--- Directions for this task ---
Copy out the listing in full, exactly as written, but not its pictures.

——————

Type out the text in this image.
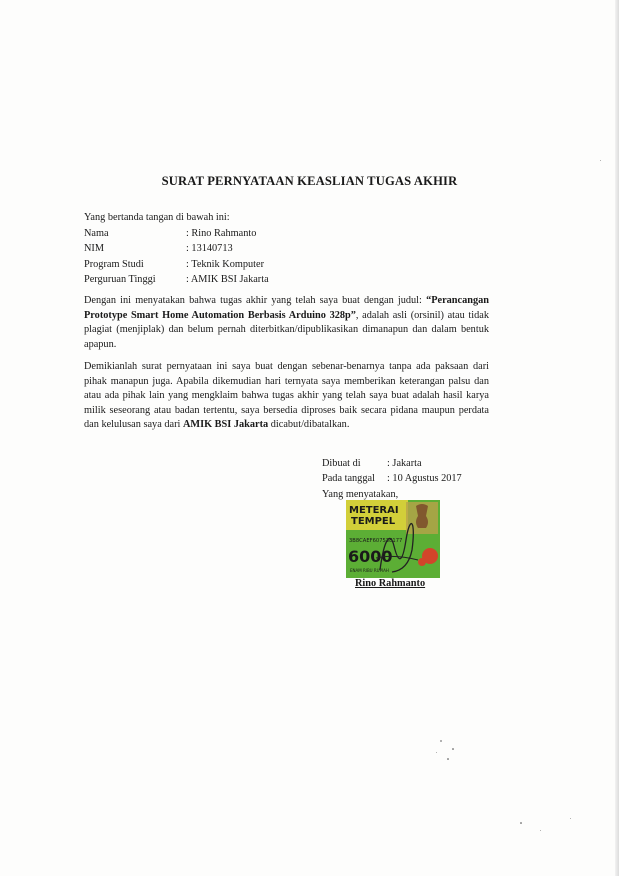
SURAT PERNYATAAN KEASLIAN TUGAS AKHIR
Yang bertanda tangan di bawah ini:
Nama	: Rino Rahmanto
NIM	: 13140713
Program Studi	: Teknik Komputer
Perguruan Tinggi	: AMIK BSI Jakarta
Dengan ini menyatakan bahwa tugas akhir yang telah saya buat dengan judul: “Perancangan Prototype Smart Home Automation Berbasis Arduino 328p”, adalah asli (orsinil) atau tidak plagiat (menjiplak) dan belum pernah diterbitkan/dipublikasikan dimanapun dan dalam bentuk apapun.
Demikianlah surat pernyataan ini saya buat dengan sebenar-benarnya tanpa ada paksaan dari pihak manapun juga. Apabila dikemudian hari ternyata saya memberikan keterangan palsu dan atau ada pihak lain yang mengklaim bahwa tugas akhir yang telah saya buat adalah hasil karya milik seseorang atau badan tertentu, saya bersedia diproses baik secara pidana maupun perdata dan kelulusan saya dari AMIK BSI Jakarta dicabut/dibatalkan.
Dibuat di	: Jakarta
Pada tanggal	: 10 Agustus 2017
Yang menyatakan,
METERAI
TEMPEL
3B8CAEF607538177
6000
ENAM RIBU RUPIAH
Rino Rahmanto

——————

--- Reply to the exercise ---
Type out the text in this image.
SURAT PERNYATAAN KEASLIAN TUGAS AKHIR
Yang bertanda tangan di bawah ini:
Nama	: Rino Rahmanto
NIM	: 13140713
Program Studi	: Teknik Komputer
Perguruan Tinggi	: AMIK BSI Jakarta
Dengan ini menyatakan bahwa tugas akhir yang telah saya buat dengan judul: “Perancangan Prototype Smart Home Automation Berbasis Arduino 328p”, adalah asli (orsinil) atau tidak plagiat (menjiplak) dan belum pernah diterbitkan/dipublikasikan dimanapun dan dalam bentuk apapun.
Demikianlah surat pernyataan ini saya buat dengan sebenar-benarnya tanpa ada paksaan dari pihak manapun juga. Apabila dikemudian hari ternyata saya memberikan keterangan palsu dan atau ada pihak lain yang mengklaim bahwa tugas akhir yang telah saya buat adalah hasil karya milik seseorang atau badan tertentu, saya bersedia diproses baik secara pidana maupun perdata dan kelulusan saya dari AMIK BSI Jakarta dicabut/dibatalkan.
Dibuat di	: Jakarta
Pada tanggal	: 10 Agustus 2017
Yang menyatakan,
METERAI
TEMPEL
3B8CAEF607538177
6000
ENAM RIBU RUPIAH
Rino Rahmanto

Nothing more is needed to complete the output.